▶ _Given instruction_
Find all the lines with "cmtR" and gather them.

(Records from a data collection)
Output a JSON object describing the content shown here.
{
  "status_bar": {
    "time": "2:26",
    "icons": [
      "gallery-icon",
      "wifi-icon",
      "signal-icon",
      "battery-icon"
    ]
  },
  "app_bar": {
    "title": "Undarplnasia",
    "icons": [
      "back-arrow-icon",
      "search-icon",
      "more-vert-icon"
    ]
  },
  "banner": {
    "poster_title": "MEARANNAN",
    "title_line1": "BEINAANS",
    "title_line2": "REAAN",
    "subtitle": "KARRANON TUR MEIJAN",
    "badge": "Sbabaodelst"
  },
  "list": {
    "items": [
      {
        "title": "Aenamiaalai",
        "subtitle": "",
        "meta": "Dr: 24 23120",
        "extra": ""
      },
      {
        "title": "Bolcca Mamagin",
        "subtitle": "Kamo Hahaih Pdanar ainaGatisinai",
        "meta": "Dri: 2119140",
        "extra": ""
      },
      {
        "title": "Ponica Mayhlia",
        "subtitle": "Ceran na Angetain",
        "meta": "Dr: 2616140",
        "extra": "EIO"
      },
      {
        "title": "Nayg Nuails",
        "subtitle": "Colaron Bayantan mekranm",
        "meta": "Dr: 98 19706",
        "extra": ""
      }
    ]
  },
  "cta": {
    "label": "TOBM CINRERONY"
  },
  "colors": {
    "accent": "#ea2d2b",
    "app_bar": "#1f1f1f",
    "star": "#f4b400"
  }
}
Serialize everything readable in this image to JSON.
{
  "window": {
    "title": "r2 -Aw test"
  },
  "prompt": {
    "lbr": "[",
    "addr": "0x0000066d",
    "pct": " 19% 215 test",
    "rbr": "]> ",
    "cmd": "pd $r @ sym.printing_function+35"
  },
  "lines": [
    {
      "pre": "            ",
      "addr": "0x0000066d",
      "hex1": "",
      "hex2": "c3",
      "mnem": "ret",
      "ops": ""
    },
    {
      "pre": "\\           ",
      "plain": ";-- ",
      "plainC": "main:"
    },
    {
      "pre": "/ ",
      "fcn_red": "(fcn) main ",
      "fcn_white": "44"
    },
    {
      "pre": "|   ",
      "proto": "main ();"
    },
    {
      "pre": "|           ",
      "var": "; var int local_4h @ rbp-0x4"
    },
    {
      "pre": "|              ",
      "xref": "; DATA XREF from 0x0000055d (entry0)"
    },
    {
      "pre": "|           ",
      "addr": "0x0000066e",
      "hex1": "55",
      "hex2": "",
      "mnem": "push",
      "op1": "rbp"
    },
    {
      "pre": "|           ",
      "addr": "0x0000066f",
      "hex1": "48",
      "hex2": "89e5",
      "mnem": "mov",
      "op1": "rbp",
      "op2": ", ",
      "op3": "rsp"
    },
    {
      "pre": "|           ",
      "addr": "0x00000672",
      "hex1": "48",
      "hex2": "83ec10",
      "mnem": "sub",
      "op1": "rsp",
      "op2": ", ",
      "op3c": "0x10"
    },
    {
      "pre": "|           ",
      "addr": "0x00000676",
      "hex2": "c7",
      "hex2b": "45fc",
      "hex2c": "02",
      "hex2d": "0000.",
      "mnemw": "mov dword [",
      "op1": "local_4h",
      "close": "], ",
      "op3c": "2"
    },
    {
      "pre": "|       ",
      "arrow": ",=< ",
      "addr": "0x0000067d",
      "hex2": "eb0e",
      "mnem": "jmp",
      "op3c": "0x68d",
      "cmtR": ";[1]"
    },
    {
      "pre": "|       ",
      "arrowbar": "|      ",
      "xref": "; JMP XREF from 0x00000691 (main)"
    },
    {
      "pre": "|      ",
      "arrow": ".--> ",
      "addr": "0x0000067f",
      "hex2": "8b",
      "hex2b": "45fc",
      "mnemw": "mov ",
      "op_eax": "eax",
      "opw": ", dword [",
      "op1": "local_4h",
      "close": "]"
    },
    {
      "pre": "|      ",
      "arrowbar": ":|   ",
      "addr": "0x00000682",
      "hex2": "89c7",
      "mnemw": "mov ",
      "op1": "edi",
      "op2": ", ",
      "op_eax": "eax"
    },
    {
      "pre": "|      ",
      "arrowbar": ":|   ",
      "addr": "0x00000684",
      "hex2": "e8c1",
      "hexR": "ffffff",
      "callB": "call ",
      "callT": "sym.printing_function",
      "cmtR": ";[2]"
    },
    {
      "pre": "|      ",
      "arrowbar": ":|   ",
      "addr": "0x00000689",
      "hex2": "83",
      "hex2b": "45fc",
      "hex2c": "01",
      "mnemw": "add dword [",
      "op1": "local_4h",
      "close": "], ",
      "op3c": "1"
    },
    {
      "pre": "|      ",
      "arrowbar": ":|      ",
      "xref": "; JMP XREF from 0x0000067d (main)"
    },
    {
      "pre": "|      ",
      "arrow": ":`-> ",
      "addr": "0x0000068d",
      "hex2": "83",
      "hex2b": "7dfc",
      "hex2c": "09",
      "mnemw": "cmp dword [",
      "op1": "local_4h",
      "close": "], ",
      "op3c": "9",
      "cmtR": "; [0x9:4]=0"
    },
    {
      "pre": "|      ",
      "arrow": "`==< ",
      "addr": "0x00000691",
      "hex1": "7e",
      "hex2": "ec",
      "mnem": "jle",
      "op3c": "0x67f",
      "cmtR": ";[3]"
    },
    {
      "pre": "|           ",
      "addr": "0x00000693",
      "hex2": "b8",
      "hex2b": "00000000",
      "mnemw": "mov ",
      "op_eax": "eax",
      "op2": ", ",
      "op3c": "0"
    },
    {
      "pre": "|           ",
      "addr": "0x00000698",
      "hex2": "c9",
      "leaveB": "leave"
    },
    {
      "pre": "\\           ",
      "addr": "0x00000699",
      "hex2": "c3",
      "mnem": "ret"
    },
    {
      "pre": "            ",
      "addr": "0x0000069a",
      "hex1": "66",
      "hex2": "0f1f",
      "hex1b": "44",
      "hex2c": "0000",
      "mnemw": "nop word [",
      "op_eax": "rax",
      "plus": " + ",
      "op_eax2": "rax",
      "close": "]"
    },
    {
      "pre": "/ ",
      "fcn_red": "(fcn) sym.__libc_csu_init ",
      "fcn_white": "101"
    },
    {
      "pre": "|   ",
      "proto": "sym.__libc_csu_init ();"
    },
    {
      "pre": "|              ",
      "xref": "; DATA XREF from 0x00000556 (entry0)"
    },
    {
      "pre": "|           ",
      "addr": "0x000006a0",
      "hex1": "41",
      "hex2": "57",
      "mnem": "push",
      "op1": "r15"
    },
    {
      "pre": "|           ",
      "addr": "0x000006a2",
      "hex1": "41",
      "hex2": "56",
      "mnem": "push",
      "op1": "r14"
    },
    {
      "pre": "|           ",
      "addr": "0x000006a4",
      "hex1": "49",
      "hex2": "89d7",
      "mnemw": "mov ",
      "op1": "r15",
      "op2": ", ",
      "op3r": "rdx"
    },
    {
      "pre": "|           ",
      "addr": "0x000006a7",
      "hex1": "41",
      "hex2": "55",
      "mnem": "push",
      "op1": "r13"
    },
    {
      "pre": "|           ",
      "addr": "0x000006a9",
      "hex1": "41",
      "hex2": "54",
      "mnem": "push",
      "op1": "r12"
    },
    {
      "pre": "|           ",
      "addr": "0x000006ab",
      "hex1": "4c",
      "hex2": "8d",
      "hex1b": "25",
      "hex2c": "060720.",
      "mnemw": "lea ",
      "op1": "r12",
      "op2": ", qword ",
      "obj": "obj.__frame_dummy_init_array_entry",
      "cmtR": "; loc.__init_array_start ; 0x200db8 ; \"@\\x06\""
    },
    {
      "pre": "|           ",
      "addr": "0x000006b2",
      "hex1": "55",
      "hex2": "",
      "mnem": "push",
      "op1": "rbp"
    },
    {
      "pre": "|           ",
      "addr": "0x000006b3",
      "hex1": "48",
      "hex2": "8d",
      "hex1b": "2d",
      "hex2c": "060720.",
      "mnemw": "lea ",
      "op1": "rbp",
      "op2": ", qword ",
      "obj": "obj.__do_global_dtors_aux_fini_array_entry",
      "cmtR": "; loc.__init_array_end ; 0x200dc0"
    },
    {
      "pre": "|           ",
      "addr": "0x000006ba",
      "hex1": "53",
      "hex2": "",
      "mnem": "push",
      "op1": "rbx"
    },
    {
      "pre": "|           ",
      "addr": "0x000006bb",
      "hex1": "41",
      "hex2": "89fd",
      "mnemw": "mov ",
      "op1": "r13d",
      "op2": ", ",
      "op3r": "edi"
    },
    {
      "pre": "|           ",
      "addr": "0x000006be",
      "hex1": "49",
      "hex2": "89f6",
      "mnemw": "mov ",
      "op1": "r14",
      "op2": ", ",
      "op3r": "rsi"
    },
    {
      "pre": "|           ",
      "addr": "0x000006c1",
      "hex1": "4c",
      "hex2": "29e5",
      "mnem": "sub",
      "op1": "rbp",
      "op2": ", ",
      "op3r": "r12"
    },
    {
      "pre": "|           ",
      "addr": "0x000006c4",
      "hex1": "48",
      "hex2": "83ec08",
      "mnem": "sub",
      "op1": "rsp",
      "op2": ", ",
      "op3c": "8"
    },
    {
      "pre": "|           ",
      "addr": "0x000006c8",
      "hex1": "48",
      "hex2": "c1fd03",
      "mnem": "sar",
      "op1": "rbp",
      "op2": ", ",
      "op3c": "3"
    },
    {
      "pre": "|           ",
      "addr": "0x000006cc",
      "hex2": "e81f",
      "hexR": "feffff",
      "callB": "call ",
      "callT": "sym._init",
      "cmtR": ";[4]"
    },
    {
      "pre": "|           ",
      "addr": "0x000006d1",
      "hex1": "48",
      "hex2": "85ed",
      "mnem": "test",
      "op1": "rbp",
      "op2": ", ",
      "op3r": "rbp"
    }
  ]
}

▶ _Result of the task_
      "cmtR": ";[1]"
      "cmtR": ";[2]"
      "cmtR": "; [0x9:4]=0"
      "cmtR": ";[3]"
      "cmtR": "; loc.__init_array_start ; 0x200db8 ; \"@\\x06\""
      "cmtR": "; loc.__init_array_end ; 0x200dc0"
      "cmtR": ";[4]"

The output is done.